/---

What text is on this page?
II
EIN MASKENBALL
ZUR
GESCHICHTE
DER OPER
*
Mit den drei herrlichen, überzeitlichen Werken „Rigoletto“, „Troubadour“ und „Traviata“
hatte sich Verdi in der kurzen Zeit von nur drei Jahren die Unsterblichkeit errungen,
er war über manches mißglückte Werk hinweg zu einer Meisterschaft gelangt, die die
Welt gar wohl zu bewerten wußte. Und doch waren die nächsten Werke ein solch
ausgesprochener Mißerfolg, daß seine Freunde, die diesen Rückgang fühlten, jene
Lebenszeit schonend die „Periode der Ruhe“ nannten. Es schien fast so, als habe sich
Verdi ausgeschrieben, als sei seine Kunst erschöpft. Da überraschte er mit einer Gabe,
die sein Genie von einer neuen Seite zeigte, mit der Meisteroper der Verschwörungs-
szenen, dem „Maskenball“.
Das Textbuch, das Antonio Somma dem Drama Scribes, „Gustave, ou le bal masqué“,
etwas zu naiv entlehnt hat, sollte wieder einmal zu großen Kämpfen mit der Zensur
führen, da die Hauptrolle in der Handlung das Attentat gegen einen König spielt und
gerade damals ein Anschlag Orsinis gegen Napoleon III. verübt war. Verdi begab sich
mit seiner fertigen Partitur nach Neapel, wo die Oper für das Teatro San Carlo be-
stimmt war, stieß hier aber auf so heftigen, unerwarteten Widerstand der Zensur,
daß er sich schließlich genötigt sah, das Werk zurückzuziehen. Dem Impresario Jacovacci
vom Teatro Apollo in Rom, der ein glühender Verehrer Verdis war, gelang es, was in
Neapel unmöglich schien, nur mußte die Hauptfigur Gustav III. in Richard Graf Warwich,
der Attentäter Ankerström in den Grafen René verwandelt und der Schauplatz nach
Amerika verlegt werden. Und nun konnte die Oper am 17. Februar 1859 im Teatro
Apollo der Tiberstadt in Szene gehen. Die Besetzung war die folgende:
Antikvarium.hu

\---

▸ **WORK TO DO**
In the records above, locate each line with the word "Zensur". Copy all such lines.

▸ **REPLY TO THE EXERCISE**
etwas zu naiv entlehnt hat, sollte wieder einmal zu großen Kämpfen mit der Zensur
stimmt war, stieß hier aber auf so heftigen, unerwarteten Widerstand der Zensur,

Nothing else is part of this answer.